WHAT NEEDS TO BE DONE – Pull out each line of the records holding the string "pixels".

DATA EXTRACT –
⁂

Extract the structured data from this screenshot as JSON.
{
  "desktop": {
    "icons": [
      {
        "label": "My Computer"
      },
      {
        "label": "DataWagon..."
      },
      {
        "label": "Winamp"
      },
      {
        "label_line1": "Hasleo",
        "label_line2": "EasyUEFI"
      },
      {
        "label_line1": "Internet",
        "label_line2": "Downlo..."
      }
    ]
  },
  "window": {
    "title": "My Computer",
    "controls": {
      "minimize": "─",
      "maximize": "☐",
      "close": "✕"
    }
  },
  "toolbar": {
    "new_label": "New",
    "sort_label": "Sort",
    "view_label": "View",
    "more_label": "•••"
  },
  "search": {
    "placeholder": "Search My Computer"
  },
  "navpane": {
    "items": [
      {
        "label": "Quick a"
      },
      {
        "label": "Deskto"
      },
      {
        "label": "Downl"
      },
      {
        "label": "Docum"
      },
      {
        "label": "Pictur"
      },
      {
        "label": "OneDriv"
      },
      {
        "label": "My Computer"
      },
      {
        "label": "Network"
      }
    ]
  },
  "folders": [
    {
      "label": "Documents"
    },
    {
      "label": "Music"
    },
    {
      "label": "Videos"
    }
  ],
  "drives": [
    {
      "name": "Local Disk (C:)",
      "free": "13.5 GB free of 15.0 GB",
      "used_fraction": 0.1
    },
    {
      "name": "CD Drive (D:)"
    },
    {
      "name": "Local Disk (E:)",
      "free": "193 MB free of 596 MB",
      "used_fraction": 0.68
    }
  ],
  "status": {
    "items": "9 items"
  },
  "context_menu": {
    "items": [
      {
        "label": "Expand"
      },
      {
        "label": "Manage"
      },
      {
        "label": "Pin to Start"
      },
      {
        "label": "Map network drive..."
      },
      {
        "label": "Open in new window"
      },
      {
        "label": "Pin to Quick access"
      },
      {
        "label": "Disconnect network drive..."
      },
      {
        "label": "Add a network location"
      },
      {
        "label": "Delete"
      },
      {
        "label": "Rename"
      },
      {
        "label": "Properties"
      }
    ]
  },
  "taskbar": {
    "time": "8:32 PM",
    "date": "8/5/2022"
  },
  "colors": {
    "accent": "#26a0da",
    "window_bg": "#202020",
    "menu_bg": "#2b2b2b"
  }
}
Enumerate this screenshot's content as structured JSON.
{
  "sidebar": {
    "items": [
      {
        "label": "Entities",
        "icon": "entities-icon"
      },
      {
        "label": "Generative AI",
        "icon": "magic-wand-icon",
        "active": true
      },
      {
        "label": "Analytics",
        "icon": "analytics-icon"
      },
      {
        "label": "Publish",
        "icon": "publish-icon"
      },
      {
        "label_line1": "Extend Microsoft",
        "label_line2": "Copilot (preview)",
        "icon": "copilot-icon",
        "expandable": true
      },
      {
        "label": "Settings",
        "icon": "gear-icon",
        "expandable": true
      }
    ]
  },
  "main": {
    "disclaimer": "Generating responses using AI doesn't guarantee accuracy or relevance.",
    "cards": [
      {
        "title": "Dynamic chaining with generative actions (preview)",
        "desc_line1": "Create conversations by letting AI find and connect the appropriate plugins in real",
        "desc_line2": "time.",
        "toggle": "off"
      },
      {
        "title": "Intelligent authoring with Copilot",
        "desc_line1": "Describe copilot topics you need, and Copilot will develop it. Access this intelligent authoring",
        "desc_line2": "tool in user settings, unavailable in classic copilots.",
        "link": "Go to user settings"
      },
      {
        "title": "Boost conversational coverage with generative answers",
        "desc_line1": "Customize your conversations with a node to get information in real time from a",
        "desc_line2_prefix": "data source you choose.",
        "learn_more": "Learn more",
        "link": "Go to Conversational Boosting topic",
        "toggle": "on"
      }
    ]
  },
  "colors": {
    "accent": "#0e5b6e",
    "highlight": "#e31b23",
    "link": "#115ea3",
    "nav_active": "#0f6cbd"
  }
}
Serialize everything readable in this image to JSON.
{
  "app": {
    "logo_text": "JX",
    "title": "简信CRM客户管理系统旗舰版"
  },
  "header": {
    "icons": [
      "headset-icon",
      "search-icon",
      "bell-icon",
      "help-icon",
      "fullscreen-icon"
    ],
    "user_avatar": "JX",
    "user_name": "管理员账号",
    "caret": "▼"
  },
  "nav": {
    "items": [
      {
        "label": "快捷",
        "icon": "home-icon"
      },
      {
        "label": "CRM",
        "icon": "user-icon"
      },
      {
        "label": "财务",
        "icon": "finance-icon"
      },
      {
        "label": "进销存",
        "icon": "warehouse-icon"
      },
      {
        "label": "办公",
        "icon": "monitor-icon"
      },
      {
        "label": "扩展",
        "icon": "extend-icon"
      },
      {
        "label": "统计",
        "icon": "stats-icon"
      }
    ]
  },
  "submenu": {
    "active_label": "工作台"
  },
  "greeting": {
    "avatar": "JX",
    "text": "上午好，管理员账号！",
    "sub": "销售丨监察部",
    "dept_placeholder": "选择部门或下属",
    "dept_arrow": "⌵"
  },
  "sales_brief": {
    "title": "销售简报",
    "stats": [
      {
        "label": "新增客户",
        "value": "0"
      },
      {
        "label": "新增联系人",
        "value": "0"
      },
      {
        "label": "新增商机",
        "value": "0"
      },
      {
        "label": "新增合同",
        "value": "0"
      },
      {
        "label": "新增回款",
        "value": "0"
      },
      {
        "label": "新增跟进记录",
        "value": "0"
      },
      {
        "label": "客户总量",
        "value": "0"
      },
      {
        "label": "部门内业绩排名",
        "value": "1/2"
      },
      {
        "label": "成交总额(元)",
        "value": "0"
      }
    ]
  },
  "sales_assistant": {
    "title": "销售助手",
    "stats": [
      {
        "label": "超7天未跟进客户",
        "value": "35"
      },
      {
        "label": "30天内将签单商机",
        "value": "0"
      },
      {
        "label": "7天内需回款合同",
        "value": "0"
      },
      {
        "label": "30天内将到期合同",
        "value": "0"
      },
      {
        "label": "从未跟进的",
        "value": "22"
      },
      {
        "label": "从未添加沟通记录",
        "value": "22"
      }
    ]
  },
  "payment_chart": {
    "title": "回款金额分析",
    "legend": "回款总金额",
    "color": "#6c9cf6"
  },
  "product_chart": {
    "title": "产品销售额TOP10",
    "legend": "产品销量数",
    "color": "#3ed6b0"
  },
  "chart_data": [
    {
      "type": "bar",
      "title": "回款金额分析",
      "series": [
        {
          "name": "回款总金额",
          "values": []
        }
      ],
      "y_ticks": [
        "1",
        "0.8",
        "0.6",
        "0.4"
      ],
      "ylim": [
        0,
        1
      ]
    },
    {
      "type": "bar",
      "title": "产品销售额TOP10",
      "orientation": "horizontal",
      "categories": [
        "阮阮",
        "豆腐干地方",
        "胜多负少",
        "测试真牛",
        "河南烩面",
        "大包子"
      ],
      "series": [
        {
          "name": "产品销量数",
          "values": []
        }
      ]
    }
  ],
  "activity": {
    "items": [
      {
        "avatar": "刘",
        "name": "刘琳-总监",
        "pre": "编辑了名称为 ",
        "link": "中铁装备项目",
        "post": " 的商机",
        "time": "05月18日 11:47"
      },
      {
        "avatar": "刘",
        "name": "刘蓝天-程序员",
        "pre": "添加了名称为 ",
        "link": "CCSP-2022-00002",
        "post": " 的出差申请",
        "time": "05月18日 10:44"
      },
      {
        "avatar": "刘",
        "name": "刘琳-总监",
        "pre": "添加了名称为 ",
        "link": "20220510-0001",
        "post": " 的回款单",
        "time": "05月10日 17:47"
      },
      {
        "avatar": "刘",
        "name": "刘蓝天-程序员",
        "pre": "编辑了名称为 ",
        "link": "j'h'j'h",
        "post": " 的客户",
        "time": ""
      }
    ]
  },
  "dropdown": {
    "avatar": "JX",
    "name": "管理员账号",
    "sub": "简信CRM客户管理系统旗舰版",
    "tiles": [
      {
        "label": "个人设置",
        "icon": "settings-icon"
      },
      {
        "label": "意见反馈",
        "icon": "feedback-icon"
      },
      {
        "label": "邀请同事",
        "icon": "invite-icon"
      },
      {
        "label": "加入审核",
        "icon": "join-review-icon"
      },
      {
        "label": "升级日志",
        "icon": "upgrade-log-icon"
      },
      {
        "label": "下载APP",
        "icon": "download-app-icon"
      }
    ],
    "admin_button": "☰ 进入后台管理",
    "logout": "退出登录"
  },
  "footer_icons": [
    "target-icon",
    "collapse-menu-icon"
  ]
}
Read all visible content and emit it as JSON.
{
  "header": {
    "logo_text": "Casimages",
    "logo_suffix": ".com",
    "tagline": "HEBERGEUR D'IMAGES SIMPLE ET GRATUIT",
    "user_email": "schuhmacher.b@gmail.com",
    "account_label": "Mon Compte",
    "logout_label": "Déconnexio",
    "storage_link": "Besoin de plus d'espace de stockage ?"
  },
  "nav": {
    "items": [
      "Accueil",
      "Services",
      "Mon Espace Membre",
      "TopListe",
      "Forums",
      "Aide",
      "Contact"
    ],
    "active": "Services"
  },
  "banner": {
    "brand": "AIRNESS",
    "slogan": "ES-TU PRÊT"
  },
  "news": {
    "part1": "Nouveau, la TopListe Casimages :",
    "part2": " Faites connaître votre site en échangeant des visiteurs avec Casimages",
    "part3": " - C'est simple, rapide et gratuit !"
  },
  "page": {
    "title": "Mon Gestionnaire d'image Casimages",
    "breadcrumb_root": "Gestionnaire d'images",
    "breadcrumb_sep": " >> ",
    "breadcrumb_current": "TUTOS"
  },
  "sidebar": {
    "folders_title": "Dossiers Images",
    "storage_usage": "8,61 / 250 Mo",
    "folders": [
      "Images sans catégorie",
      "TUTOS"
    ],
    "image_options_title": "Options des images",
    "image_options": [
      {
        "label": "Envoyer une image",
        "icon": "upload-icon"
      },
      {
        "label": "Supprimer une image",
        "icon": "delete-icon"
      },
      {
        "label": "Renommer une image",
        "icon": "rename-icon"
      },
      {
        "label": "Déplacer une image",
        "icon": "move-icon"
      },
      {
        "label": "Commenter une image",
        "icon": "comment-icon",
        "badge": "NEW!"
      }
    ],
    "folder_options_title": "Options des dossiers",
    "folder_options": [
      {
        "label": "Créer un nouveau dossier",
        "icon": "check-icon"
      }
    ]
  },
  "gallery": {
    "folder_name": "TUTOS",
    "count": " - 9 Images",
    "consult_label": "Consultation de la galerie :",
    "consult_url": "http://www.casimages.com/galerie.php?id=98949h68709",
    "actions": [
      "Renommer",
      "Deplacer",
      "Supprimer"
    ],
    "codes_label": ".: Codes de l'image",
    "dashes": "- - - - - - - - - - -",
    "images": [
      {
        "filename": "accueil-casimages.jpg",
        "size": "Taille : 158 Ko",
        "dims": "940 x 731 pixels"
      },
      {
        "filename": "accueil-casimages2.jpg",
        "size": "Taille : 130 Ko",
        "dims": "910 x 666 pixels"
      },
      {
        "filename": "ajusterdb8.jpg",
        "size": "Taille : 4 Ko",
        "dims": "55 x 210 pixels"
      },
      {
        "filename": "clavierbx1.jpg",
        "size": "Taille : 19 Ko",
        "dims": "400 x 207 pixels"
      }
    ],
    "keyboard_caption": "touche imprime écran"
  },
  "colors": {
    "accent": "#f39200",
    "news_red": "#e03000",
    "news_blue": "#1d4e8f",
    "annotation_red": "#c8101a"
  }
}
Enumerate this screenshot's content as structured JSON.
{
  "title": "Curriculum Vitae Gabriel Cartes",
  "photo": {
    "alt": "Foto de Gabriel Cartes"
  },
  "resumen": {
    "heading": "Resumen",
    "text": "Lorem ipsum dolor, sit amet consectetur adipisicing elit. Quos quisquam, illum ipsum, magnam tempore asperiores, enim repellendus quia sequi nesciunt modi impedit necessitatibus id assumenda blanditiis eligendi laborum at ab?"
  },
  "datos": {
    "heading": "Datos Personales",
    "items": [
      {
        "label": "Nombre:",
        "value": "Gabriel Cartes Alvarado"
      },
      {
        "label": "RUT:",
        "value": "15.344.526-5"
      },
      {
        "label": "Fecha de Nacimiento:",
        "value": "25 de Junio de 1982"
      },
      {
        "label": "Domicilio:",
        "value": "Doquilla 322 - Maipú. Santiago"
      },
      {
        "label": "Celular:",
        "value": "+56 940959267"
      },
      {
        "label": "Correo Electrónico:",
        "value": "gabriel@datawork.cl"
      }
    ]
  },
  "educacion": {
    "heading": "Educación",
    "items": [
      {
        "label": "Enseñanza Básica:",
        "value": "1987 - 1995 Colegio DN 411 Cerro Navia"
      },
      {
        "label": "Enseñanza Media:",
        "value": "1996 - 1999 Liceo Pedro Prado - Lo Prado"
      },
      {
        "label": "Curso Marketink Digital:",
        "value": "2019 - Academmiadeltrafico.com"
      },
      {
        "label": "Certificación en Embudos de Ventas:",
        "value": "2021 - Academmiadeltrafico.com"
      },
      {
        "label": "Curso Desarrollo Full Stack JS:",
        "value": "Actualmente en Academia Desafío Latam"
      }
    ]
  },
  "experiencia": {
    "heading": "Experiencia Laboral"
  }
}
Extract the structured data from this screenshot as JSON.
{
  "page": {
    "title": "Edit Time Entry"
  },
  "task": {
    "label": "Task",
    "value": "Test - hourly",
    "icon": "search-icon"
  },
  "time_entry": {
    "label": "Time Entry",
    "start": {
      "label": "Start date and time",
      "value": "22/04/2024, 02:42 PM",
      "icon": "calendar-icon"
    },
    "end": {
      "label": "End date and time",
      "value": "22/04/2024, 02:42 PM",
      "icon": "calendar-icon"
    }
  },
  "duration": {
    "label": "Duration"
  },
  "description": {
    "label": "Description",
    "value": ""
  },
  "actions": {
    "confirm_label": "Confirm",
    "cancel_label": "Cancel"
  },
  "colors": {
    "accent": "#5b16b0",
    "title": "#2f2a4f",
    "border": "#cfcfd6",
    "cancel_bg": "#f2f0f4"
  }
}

⁂

ANSWER FOR THIS EXERCISE –
        "dims": "940 x 731 pixels"
        "dims": "910 x 666 pixels"
        "dims": "55 x 210 pixels"
        "dims": "400 x 207 pixels"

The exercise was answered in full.